(Excerpt from a dataset)

- - -

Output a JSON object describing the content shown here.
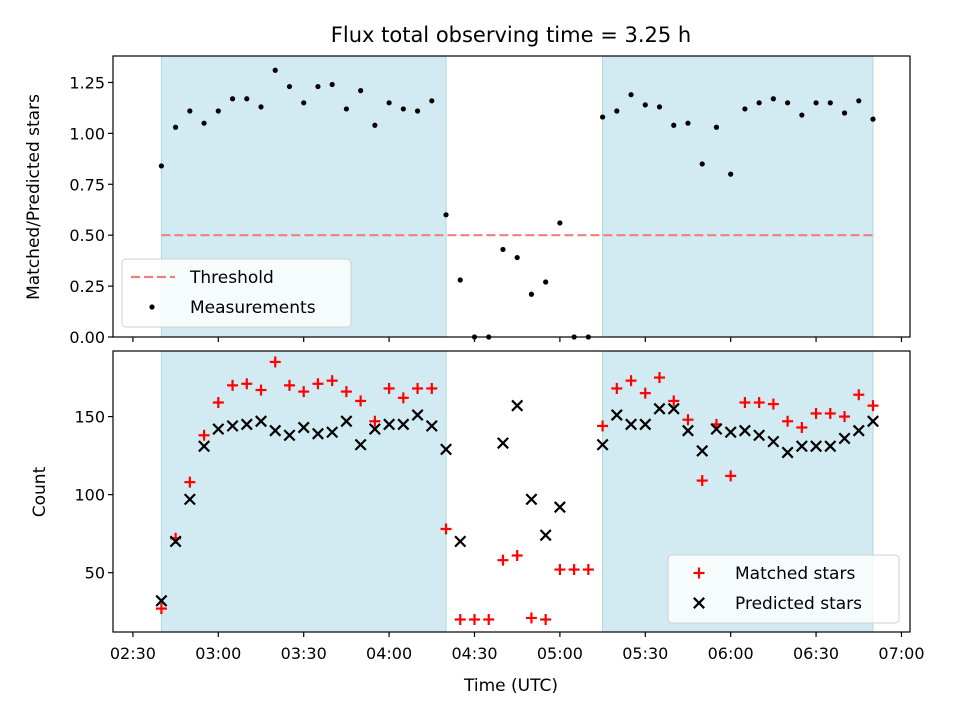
{
  "title": "Flux total observing time = 3.25 h",
  "colors": {
    "shade": "#add8e6",
    "threshold": "#f08080",
    "matched": "#ff0000",
    "predicted": "#000000",
    "measurement": "#000000"
  },
  "chart_data": [
    {
      "type": "scatter",
      "panel": "top",
      "ylabel": "Matched/Predicted stars",
      "xlabel": "",
      "ylim": [
        0,
        1.38
      ],
      "yticks": [
        0.0,
        0.25,
        0.5,
        0.75,
        1.0,
        1.25
      ],
      "ytick_labels": [
        "0.00",
        "0.25",
        "0.50",
        "0.75",
        "1.00",
        "1.25"
      ],
      "xlim_minutes": [
        143,
        423
      ],
      "threshold": 0.5,
      "shaded_intervals": [
        [
          "02:40",
          "04:20"
        ],
        [
          "05:15",
          "06:50"
        ]
      ],
      "legend": {
        "placement": "lower-left",
        "entries": [
          "Threshold",
          "Measurements"
        ]
      },
      "series": [
        {
          "name": "Measurements",
          "marker": "dot",
          "x": [
            "02:40",
            "02:45",
            "02:50",
            "02:55",
            "03:00",
            "03:05",
            "03:10",
            "03:15",
            "03:20",
            "03:25",
            "03:30",
            "03:35",
            "03:40",
            "03:45",
            "03:50",
            "03:55",
            "04:00",
            "04:05",
            "04:10",
            "04:15",
            "04:20",
            "04:25",
            "04:30",
            "04:35",
            "04:40",
            "04:45",
            "04:50",
            "04:55",
            "05:00",
            "05:05",
            "05:10",
            "05:15",
            "05:20",
            "05:25",
            "05:30",
            "05:35",
            "05:40",
            "05:45",
            "05:50",
            "05:55",
            "06:00",
            "06:05",
            "06:10",
            "06:15",
            "06:20",
            "06:25",
            "06:30",
            "06:35",
            "06:40",
            "06:45",
            "06:50"
          ],
          "values": [
            0.84,
            1.03,
            1.11,
            1.05,
            1.11,
            1.17,
            1.17,
            1.13,
            1.31,
            1.23,
            1.15,
            1.23,
            1.24,
            1.12,
            1.21,
            1.04,
            1.15,
            1.12,
            1.11,
            1.16,
            0.6,
            0.28,
            0.0,
            0.0,
            0.43,
            0.39,
            0.21,
            0.27,
            0.56,
            0.0,
            0.0,
            1.08,
            1.11,
            1.19,
            1.14,
            1.13,
            1.04,
            1.05,
            0.85,
            1.03,
            0.8,
            1.12,
            1.15,
            1.17,
            1.15,
            1.09,
            1.15,
            1.15,
            1.1,
            1.16,
            1.07
          ]
        }
      ]
    },
    {
      "type": "scatter",
      "panel": "bottom",
      "ylabel": "Count",
      "xlabel": "Time (UTC)",
      "ylim": [
        12,
        192
      ],
      "yticks": [
        50,
        100,
        150
      ],
      "ytick_labels": [
        "50",
        "100",
        "150"
      ],
      "xticks": [
        "02:30",
        "03:00",
        "03:30",
        "04:00",
        "04:30",
        "05:00",
        "05:30",
        "06:00",
        "06:30",
        "07:00"
      ],
      "xlim_minutes": [
        143,
        423
      ],
      "shaded_intervals": [
        [
          "02:40",
          "04:20"
        ],
        [
          "05:15",
          "06:50"
        ]
      ],
      "legend": {
        "placement": "lower-right",
        "entries": [
          "Matched stars",
          "Predicted stars"
        ]
      },
      "series": [
        {
          "name": "Matched stars",
          "marker": "plus",
          "x": [
            "02:40",
            "02:45",
            "02:50",
            "02:55",
            "03:00",
            "03:05",
            "03:10",
            "03:15",
            "03:20",
            "03:25",
            "03:30",
            "03:35",
            "03:40",
            "03:45",
            "03:50",
            "03:55",
            "04:00",
            "04:05",
            "04:10",
            "04:15",
            "04:20",
            "04:25",
            "04:30",
            "04:35",
            "04:40",
            "04:45",
            "04:50",
            "04:55",
            "05:00",
            "05:05",
            "05:10",
            "05:15",
            "05:20",
            "05:25",
            "05:30",
            "05:35",
            "05:40",
            "05:45",
            "05:50",
            "05:55",
            "06:00",
            "06:05",
            "06:10",
            "06:15",
            "06:20",
            "06:25",
            "06:30",
            "06:35",
            "06:40",
            "06:45",
            "06:50"
          ],
          "values": [
            27,
            72,
            108,
            138,
            159,
            170,
            171,
            167,
            185,
            170,
            166,
            171,
            173,
            166,
            160,
            147,
            168,
            162,
            168,
            168,
            78,
            20,
            20,
            20,
            58,
            61,
            21,
            20,
            52,
            52,
            52,
            144,
            168,
            173,
            165,
            175,
            160,
            148,
            109,
            145,
            112,
            159,
            159,
            158,
            147,
            143,
            152,
            152,
            150,
            164,
            157
          ]
        },
        {
          "name": "Predicted stars",
          "marker": "x",
          "x": [
            "02:40",
            "02:45",
            "02:50",
            "02:55",
            "03:00",
            "03:05",
            "03:10",
            "03:15",
            "03:20",
            "03:25",
            "03:30",
            "03:35",
            "03:40",
            "03:45",
            "03:50",
            "03:55",
            "04:00",
            "04:05",
            "04:10",
            "04:15",
            "04:20",
            "04:25",
            "04:40",
            "04:45",
            "04:50",
            "04:55",
            "05:00",
            "05:15",
            "05:20",
            "05:25",
            "05:30",
            "05:35",
            "05:40",
            "05:45",
            "05:50",
            "05:55",
            "06:00",
            "06:05",
            "06:10",
            "06:15",
            "06:20",
            "06:25",
            "06:30",
            "06:35",
            "06:40",
            "06:45",
            "06:50"
          ],
          "values": [
            32,
            70,
            97,
            131,
            142,
            144,
            145,
            147,
            141,
            138,
            143,
            139,
            140,
            147,
            132,
            142,
            145,
            145,
            151,
            144,
            129,
            70,
            133,
            157,
            97,
            74,
            92,
            132,
            151,
            145,
            145,
            155,
            155,
            141,
            128,
            142,
            140,
            141,
            138,
            134,
            127,
            131,
            131,
            131,
            136,
            141,
            147
          ]
        }
      ]
    }
  ]
}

- - -

### What you are asked to do
Where a line above contains the word "ylabel", copy that line.

### Output for this exercise
      "ylabel": "Matched/Predicted stars",
      "ylabel": "Count",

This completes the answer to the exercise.